• _INPUT ROWS_:
#####

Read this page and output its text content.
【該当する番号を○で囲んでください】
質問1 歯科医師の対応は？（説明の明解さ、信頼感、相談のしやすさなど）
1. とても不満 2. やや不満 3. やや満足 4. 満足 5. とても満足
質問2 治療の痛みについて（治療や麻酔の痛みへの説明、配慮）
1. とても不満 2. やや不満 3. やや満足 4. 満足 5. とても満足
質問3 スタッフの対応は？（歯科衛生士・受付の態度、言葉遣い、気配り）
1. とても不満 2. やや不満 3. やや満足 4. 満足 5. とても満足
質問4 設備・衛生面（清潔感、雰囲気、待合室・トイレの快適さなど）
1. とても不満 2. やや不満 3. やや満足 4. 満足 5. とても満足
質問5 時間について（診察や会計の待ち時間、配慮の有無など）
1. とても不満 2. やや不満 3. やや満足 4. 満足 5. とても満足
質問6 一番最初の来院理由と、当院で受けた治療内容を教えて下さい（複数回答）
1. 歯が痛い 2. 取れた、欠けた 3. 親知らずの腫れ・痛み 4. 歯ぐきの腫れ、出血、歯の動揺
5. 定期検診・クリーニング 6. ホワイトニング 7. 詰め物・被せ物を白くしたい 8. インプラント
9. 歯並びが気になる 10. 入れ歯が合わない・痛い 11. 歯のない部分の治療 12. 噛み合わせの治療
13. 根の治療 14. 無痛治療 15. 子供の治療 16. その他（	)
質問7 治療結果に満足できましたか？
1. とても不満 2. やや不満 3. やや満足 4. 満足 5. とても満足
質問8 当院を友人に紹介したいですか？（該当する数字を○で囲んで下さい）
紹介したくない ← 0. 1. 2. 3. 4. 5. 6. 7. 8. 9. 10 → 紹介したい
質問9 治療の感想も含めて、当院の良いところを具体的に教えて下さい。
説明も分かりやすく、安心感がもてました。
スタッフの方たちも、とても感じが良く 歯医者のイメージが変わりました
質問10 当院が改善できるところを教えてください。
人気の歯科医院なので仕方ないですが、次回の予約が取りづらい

#####

• _EXERCISE_:
Repeat the records above exactly, leaving none out.

• _TASK RESPONSE_:
Read this page and output its text content.
【該当する番号を○で囲んでください】
質問1 歯科医師の対応は？（説明の明解さ、信頼感、相談のしやすさなど）
1. とても不満 2. やや不満 3. やや満足 4. 満足 5. とても満足
質問2 治療の痛みについて（治療や麻酔の痛みへの説明、配慮）
1. とても不満 2. やや不満 3. やや満足 4. 満足 5. とても満足
質問3 スタッフの対応は？（歯科衛生士・受付の態度、言葉遣い、気配り）
1. とても不満 2. やや不満 3. やや満足 4. 満足 5. とても満足
質問4 設備・衛生面（清潔感、雰囲気、待合室・トイレの快適さなど）
1. とても不満 2. やや不満 3. やや満足 4. 満足 5. とても満足
質問5 時間について（診察や会計の待ち時間、配慮の有無など）
1. とても不満 2. やや不満 3. やや満足 4. 満足 5. とても満足
質問6 一番最初の来院理由と、当院で受けた治療内容を教えて下さい（複数回答）
1. 歯が痛い 2. 取れた、欠けた 3. 親知らずの腫れ・痛み 4. 歯ぐきの腫れ、出血、歯の動揺
5. 定期検診・クリーニング 6. ホワイトニング 7. 詰め物・被せ物を白くしたい 8. インプラント
9. 歯並びが気になる 10. 入れ歯が合わない・痛い 11. 歯のない部分の治療 12. 噛み合わせの治療
13. 根の治療 14. 無痛治療 15. 子供の治療 16. その他（	)
質問7 治療結果に満足できましたか？
1. とても不満 2. やや不満 3. やや満足 4. 満足 5. とても満足
質問8 当院を友人に紹介したいですか？（該当する数字を○で囲んで下さい）
紹介したくない ← 0. 1. 2. 3. 4. 5. 6. 7. 8. 9. 10 → 紹介したい
質問9 治療の感想も含めて、当院の良いところを具体的に教えて下さい。
説明も分かりやすく、安心感がもてました。
スタッフの方たちも、とても感じが良く 歯医者のイメージが変わりました
質問10 当院が改善できるところを教えてください。
人気の歯科医院なので仕方ないですが、次回の予約が取りづらい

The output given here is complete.